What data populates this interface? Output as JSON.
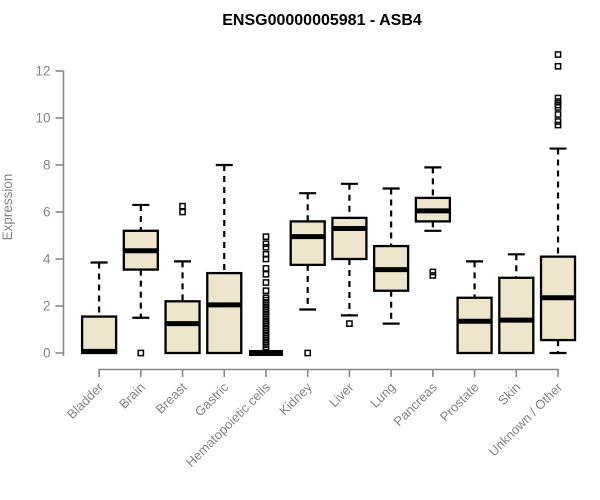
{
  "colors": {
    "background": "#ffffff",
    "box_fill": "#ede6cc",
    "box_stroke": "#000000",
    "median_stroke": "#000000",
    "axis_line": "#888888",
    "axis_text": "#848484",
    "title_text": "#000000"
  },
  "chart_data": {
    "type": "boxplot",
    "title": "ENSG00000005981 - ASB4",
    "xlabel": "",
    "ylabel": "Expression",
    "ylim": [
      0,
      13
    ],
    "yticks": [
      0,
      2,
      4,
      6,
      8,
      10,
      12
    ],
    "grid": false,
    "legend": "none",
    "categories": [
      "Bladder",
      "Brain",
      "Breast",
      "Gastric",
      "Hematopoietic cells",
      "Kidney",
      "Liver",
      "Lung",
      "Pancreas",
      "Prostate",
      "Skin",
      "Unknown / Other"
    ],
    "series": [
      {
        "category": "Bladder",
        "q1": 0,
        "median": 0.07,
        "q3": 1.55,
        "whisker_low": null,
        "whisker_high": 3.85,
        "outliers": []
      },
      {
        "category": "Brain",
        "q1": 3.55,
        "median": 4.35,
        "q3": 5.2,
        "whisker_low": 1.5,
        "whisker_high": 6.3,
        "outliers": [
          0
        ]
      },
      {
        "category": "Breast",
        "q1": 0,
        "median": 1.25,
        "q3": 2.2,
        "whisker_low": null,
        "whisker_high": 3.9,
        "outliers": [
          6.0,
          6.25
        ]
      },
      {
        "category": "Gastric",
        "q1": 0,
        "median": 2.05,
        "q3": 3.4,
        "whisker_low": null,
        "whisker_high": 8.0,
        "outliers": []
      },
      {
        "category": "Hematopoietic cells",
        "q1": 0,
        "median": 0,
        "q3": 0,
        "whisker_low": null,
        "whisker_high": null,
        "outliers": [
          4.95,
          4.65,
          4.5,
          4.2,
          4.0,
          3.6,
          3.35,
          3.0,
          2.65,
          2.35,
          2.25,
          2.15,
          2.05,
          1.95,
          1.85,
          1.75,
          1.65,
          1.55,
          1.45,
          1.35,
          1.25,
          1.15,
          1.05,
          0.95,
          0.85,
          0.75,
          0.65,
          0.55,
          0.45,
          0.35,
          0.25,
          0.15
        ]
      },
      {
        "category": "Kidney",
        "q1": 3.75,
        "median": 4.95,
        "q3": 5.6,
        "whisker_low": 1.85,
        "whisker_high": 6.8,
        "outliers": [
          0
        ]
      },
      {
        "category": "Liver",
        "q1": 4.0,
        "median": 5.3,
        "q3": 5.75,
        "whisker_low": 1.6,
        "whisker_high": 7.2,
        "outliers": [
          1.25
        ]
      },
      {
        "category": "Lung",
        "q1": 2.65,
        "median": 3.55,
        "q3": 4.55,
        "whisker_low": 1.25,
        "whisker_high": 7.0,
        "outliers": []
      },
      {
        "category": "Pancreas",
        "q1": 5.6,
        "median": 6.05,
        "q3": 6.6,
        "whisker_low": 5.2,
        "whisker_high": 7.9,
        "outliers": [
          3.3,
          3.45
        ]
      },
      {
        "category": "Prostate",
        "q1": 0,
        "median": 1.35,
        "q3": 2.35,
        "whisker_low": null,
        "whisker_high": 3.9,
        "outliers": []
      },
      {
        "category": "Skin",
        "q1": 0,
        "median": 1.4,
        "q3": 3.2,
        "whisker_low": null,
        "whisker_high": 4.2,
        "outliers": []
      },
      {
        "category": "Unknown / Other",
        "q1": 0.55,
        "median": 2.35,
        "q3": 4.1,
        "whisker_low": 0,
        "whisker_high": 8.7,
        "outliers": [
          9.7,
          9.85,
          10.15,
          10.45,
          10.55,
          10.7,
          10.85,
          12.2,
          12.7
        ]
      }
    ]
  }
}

==

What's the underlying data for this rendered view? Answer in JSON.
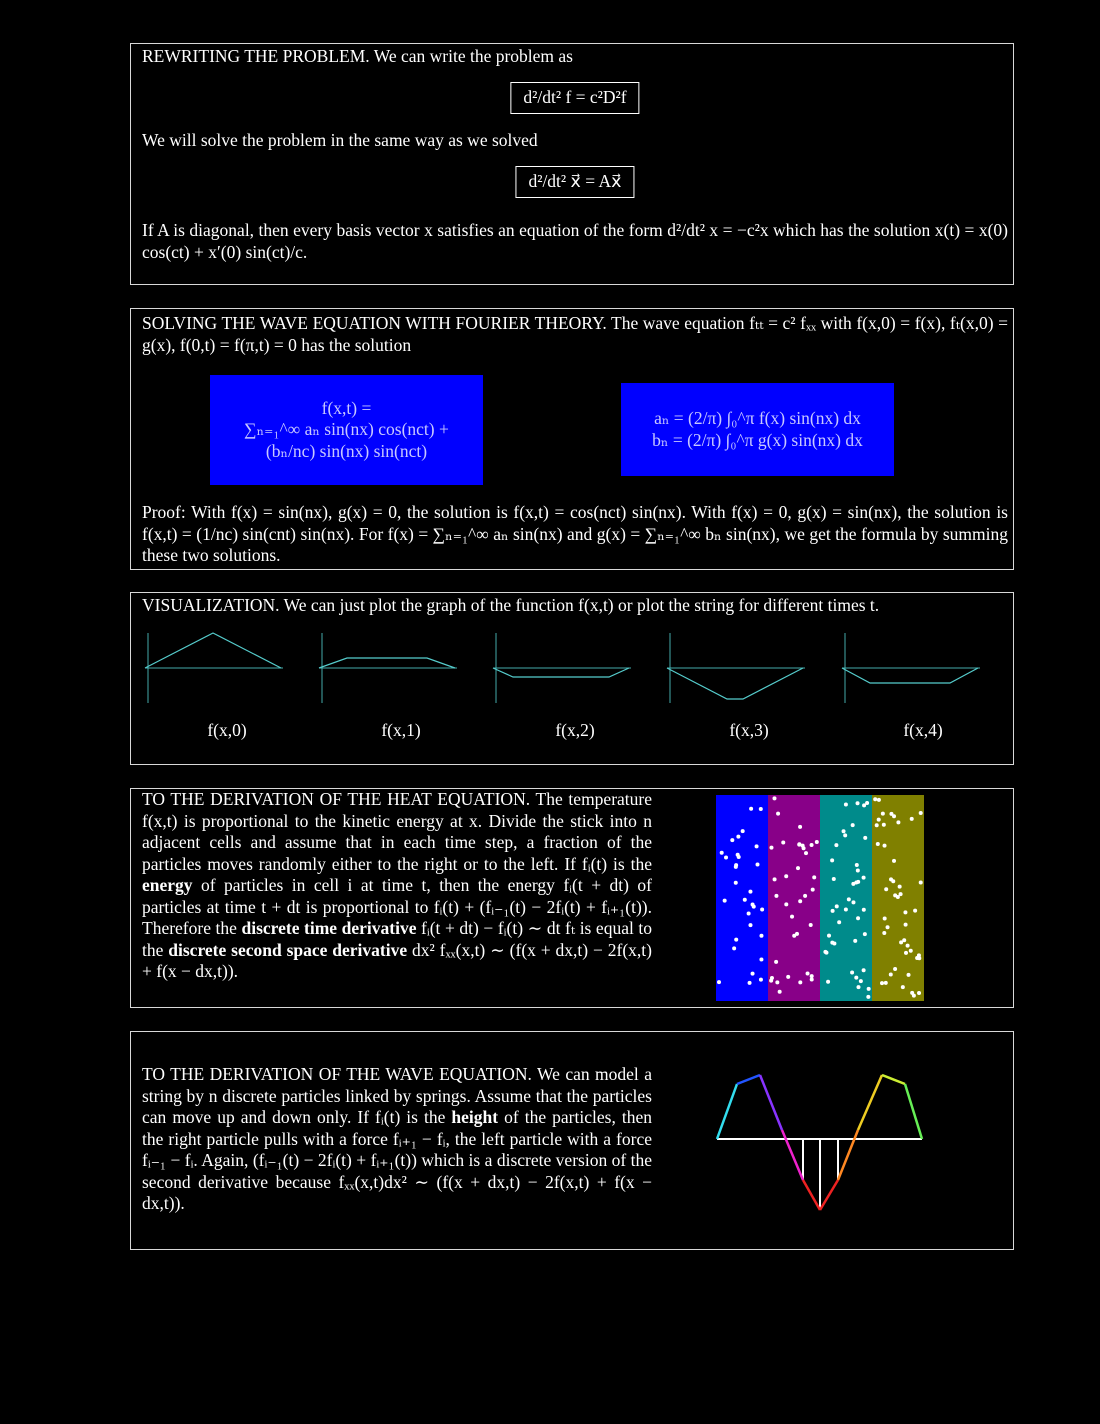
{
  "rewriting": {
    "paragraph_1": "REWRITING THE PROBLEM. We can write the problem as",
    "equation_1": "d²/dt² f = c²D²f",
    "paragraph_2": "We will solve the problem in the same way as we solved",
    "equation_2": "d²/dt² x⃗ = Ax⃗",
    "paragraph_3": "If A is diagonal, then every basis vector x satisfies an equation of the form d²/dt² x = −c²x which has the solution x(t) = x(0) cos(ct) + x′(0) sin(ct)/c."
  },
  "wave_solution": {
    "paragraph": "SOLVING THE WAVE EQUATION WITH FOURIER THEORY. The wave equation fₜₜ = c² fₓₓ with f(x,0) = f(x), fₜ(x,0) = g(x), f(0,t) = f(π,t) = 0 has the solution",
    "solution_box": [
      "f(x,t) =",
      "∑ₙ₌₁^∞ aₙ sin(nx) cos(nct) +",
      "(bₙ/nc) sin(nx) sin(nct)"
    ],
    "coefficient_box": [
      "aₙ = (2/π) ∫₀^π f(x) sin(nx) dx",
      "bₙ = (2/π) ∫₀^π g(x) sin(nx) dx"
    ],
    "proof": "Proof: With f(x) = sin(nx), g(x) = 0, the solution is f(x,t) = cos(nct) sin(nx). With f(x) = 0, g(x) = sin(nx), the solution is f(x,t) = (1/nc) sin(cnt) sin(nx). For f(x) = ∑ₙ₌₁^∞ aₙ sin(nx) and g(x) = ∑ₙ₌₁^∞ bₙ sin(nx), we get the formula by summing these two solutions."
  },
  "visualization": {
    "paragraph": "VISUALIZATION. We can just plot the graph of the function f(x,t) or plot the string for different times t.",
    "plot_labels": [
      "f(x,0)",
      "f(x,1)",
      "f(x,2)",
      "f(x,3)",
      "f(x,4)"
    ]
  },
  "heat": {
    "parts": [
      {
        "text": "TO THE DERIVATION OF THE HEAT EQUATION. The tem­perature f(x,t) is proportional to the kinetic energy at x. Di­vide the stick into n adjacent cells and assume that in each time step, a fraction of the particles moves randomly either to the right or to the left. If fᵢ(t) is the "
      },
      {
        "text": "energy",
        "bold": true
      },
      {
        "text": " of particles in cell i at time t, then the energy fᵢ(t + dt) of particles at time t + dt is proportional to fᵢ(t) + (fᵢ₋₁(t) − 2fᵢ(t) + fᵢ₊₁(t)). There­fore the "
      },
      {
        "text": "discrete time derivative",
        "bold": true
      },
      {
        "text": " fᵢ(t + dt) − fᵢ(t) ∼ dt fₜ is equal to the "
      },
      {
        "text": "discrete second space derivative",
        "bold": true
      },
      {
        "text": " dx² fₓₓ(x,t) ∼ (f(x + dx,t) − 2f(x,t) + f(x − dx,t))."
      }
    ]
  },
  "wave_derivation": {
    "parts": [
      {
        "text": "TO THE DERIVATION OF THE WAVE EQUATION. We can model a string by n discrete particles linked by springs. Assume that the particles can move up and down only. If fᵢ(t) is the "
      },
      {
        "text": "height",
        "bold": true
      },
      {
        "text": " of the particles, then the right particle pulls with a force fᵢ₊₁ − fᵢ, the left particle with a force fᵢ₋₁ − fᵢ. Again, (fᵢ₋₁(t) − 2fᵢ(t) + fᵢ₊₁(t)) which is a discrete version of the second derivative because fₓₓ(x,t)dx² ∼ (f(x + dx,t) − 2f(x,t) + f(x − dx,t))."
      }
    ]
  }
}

Exercise goal:
Which lines of the data contain the string "cells"? Copy each of them.

Result of the exercise:
      "Hematopoietic cells",
        "category": "Hematopoietic cells",
        "text": "TO THE DERIVATION OF THE HEAT EQUATION. The tem­perature f(x,t) is proportional to the kinetic energy at x. Di­vide the stick into n adjacent cells and assume that in each time step, a fraction of the particles moves randomly either to the right or to the left. If fᵢ(t) is the "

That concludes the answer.